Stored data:

##############################

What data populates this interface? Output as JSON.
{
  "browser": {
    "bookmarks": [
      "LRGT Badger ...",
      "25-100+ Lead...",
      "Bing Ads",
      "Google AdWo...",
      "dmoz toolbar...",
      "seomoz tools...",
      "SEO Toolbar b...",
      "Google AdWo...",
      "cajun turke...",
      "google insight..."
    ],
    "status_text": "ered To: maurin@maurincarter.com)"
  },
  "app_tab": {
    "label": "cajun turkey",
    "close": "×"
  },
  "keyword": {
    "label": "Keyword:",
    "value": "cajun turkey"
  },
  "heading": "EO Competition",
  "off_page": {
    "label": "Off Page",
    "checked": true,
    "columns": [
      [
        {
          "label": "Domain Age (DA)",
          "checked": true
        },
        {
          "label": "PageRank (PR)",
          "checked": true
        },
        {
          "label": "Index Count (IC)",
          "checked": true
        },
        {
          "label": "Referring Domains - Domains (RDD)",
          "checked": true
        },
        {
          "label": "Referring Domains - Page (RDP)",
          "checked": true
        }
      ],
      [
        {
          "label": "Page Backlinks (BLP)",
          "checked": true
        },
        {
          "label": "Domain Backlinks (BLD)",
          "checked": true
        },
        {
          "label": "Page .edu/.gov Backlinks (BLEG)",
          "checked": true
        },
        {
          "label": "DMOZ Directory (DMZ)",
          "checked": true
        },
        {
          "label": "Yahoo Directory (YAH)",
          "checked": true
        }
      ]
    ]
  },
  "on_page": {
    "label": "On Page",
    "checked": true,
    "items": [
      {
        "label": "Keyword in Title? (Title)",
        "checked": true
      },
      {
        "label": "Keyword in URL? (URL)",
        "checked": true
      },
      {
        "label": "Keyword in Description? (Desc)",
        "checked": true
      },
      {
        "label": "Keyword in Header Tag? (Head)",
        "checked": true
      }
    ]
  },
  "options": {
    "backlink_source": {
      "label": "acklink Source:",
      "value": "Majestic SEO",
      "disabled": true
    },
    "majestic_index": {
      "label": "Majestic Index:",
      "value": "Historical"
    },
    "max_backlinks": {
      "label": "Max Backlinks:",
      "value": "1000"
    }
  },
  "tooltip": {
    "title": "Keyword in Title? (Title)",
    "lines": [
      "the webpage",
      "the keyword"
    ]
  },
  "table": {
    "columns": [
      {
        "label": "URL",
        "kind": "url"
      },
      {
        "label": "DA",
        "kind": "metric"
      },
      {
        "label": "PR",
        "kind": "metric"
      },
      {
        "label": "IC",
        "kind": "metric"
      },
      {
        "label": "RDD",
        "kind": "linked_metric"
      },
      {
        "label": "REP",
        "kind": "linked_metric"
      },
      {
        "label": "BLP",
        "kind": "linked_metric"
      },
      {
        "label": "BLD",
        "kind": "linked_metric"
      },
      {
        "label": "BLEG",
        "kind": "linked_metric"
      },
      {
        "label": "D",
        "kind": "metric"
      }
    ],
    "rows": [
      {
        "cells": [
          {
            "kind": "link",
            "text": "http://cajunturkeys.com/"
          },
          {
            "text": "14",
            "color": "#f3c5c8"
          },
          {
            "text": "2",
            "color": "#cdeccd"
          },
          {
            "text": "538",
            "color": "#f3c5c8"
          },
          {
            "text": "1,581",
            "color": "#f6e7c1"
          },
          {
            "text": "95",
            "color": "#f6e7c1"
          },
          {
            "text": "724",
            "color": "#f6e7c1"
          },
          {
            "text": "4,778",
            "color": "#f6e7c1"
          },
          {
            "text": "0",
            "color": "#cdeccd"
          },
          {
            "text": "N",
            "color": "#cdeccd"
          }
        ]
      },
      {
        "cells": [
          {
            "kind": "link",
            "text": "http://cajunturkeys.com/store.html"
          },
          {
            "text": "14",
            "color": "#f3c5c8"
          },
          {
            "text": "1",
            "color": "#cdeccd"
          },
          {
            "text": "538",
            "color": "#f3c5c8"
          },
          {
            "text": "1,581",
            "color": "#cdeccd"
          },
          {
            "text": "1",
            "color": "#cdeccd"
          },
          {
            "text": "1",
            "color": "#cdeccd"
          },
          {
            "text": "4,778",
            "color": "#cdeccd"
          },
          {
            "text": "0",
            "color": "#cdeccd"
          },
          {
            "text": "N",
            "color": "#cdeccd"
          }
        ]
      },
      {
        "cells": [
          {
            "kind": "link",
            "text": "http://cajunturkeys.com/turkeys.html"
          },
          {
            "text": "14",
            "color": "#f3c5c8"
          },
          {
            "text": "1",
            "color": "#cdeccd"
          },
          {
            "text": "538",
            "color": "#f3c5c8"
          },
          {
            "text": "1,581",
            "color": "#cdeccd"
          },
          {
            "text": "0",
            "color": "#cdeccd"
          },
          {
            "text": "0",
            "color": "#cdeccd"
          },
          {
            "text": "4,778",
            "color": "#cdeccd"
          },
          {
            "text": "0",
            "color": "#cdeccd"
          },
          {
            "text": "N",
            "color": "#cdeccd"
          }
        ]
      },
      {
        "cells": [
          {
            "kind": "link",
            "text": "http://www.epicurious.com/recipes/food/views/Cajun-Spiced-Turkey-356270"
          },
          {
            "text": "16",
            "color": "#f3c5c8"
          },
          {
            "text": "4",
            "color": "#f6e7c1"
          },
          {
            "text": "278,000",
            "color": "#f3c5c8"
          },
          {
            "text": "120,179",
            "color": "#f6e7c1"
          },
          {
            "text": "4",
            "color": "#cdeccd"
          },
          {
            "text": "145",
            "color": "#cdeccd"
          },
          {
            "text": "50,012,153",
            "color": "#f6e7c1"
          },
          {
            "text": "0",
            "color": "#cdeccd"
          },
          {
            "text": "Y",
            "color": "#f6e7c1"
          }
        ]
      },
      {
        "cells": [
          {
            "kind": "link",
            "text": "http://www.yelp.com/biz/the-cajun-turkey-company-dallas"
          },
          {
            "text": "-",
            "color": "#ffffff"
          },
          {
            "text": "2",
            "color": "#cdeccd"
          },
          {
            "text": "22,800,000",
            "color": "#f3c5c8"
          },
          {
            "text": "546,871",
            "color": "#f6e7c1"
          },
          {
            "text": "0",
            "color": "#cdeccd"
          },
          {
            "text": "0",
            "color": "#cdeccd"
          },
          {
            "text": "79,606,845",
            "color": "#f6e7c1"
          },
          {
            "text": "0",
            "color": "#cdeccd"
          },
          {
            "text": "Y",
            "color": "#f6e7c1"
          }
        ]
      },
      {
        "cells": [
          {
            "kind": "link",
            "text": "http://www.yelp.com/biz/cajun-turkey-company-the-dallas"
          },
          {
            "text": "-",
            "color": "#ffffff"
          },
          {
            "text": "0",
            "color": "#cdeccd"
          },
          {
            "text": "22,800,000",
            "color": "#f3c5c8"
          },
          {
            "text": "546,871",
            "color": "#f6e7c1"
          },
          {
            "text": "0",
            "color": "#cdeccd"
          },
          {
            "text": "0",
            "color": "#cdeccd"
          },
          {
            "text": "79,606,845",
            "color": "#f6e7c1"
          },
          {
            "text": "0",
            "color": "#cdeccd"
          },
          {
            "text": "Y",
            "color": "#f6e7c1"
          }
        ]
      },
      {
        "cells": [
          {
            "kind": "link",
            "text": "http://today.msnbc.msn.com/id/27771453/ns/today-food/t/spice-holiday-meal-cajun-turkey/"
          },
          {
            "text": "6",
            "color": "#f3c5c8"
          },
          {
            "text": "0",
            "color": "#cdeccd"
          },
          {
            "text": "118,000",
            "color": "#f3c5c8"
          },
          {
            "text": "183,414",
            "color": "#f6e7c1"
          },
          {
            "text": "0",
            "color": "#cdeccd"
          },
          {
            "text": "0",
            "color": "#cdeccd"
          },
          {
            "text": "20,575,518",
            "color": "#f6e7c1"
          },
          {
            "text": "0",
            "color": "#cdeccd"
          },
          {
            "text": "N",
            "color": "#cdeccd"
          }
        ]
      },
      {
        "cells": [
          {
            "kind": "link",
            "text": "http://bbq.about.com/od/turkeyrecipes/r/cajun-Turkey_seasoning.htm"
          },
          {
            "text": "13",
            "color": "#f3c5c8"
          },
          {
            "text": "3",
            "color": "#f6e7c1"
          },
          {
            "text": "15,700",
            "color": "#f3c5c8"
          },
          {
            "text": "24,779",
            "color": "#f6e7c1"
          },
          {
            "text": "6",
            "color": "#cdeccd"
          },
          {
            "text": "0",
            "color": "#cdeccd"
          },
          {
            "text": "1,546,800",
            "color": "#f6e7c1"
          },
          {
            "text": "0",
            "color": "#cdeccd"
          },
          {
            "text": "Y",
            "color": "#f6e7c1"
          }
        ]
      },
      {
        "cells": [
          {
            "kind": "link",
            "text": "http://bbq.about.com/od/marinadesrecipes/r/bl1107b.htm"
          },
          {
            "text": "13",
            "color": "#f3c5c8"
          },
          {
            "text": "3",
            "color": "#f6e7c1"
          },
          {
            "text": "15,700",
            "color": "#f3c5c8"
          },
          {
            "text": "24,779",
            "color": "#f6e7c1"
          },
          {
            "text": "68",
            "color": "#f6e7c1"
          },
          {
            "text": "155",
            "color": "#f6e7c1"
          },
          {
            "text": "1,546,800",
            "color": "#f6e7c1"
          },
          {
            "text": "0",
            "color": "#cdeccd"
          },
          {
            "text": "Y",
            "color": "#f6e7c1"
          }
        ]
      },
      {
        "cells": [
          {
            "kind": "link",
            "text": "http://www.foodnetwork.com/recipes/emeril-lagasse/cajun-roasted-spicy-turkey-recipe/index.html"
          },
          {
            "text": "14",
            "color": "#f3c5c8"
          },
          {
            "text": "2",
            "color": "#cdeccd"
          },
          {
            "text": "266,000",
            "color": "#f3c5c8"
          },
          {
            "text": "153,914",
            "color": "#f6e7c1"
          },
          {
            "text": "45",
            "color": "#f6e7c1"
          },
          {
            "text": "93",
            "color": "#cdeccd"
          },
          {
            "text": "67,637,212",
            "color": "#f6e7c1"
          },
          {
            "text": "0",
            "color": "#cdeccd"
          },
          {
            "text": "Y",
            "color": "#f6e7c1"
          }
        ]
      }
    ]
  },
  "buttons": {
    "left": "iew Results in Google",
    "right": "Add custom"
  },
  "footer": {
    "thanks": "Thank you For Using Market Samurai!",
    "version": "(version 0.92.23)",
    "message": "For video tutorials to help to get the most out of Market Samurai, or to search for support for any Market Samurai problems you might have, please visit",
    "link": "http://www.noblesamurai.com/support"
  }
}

##############################

Set problem: In the listing, find every line containing the word "cajunturkeys" and list it.

Exercise output:
            "text": "http://cajunturkeys.com/"
            "text": "http://cajunturkeys.com/store.html"
            "text": "http://cajunturkeys.com/turkeys.html"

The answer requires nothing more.